### EXERCISE DESCRIPTION
Exactly repeat the material, dropping every picture from the copy.

### PROVIDED INFORMATION
━━━━━━━━━━

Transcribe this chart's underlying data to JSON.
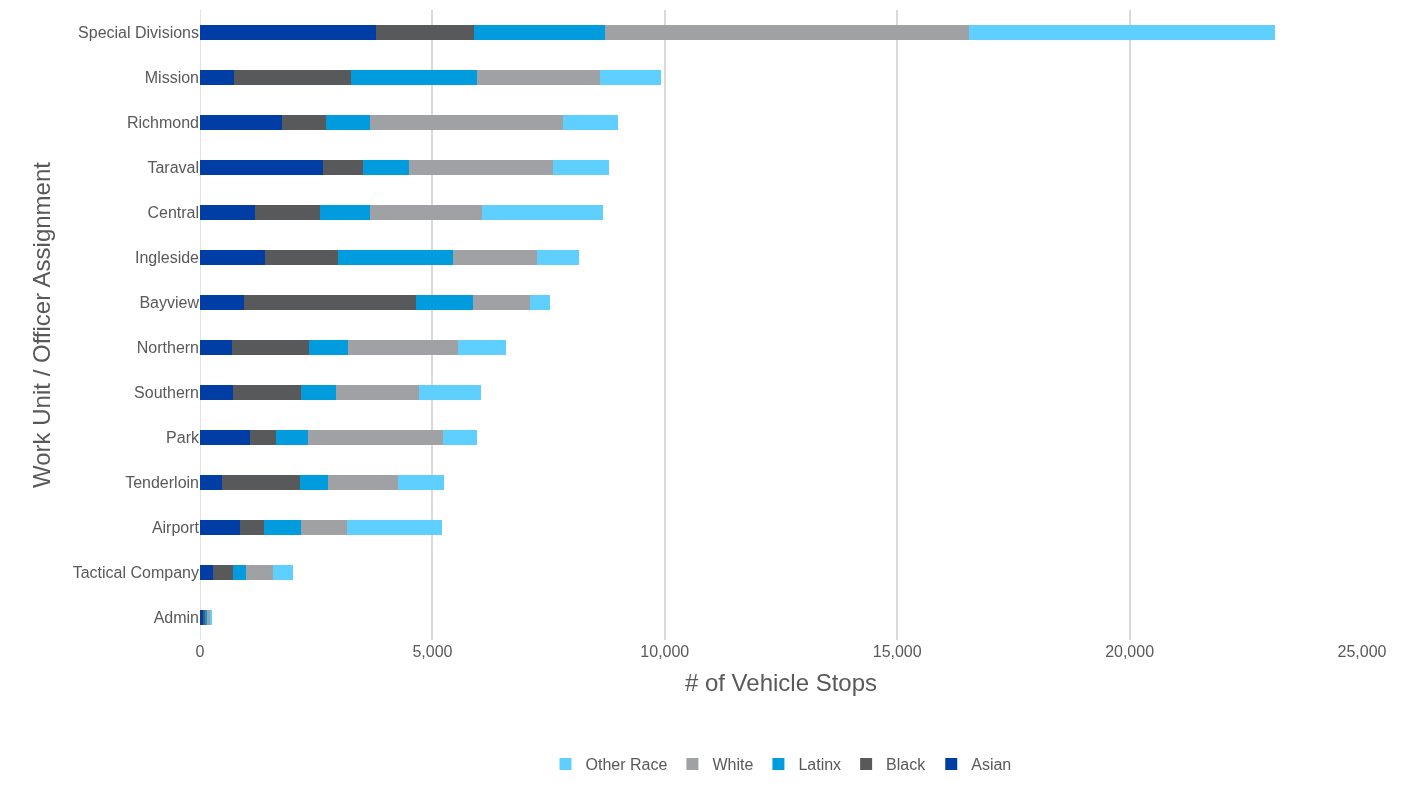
{
  "chart_data": {
    "type": "bar",
    "orientation": "horizontal",
    "stacked": true,
    "xlabel": "# of Vehicle Stops",
    "ylabel": "Work Unit / Officer Assignment",
    "categories": [
      "Special Divisions",
      "Mission",
      "Richmond",
      "Taraval",
      "Central",
      "Ingleside",
      "Bayview",
      "Northern",
      "Southern",
      "Park",
      "Tenderloin",
      "Airport",
      "Tactical Company",
      "Admin"
    ],
    "series": [
      {
        "name": "Asian",
        "color": "#003da5",
        "values": [
          3790,
          740,
          1760,
          2640,
          1180,
          1390,
          940,
          680,
          700,
          1070,
          480,
          870,
          280,
          80
        ]
      },
      {
        "name": "Black",
        "color": "#58595b",
        "values": [
          2110,
          2510,
          960,
          870,
          1410,
          1570,
          3700,
          1670,
          1480,
          560,
          1680,
          500,
          420,
          30
        ]
      },
      {
        "name": "Latinx",
        "color": "#009cde",
        "values": [
          2820,
          2720,
          940,
          980,
          1070,
          2490,
          1240,
          830,
          740,
          700,
          590,
          810,
          280,
          40
        ]
      },
      {
        "name": "White",
        "color": "#a0a1a4",
        "values": [
          7820,
          2640,
          4140,
          3110,
          2400,
          1800,
          1220,
          2380,
          1790,
          2900,
          1500,
          980,
          590,
          70
        ]
      },
      {
        "name": "Other Race",
        "color": "#5ecfff",
        "values": [
          6580,
          1310,
          1200,
          1200,
          2610,
          900,
          440,
          1020,
          1330,
          720,
          1000,
          2050,
          430,
          30
        ]
      }
    ],
    "xlim": [
      0,
      25000
    ],
    "xticks": [
      0,
      {
        "value": 5000,
        "label": "5,000"
      },
      {
        "value": 10000,
        "label": "10,000"
      },
      {
        "value": 15000,
        "label": "15,000"
      },
      {
        "value": 20000,
        "label": "20,000"
      },
      {
        "value": 25000,
        "label": "25,000"
      }
    ],
    "grid": "x",
    "legend": "bottom"
  }
}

━━━━━━━━━━

### WRITTEN ANSWER
Transcribe this chart's underlying data to JSON.
{
  "chart_data": {
    "type": "bar",
    "orientation": "horizontal",
    "stacked": true,
    "xlabel": "# of Vehicle Stops",
    "ylabel": "Work Unit / Officer Assignment",
    "categories": [
      "Special Divisions",
      "Mission",
      "Richmond",
      "Taraval",
      "Central",
      "Ingleside",
      "Bayview",
      "Northern",
      "Southern",
      "Park",
      "Tenderloin",
      "Airport",
      "Tactical Company",
      "Admin"
    ],
    "series": [
      {
        "name": "Asian",
        "color": "#003da5",
        "values": [
          3790,
          740,
          1760,
          2640,
          1180,
          1390,
          940,
          680,
          700,
          1070,
          480,
          870,
          280,
          80
        ]
      },
      {
        "name": "Black",
        "color": "#58595b",
        "values": [
          2110,
          2510,
          960,
          870,
          1410,
          1570,
          3700,
          1670,
          1480,
          560,
          1680,
          500,
          420,
          30
        ]
      },
      {
        "name": "Latinx",
        "color": "#009cde",
        "values": [
          2820,
          2720,
          940,
          980,
          1070,
          2490,
          1240,
          830,
          740,
          700,
          590,
          810,
          280,
          40
        ]
      },
      {
        "name": "White",
        "color": "#a0a1a4",
        "values": [
          7820,
          2640,
          4140,
          3110,
          2400,
          1800,
          1220,
          2380,
          1790,
          2900,
          1500,
          980,
          590,
          70
        ]
      },
      {
        "name": "Other Race",
        "color": "#5ecfff",
        "values": [
          6580,
          1310,
          1200,
          1200,
          2610,
          900,
          440,
          1020,
          1330,
          720,
          1000,
          2050,
          430,
          30
        ]
      }
    ],
    "xlim": [
      0,
      25000
    ],
    "xticks": [
      0,
      {
        "value": 5000,
        "label": "5,000"
      },
      {
        "value": 10000,
        "label": "10,000"
      },
      {
        "value": 15000,
        "label": "15,000"
      },
      {
        "value": 20000,
        "label": "20,000"
      },
      {
        "value": 25000,
        "label": "25,000"
      }
    ],
    "grid": "x",
    "legend": "bottom"
  }
}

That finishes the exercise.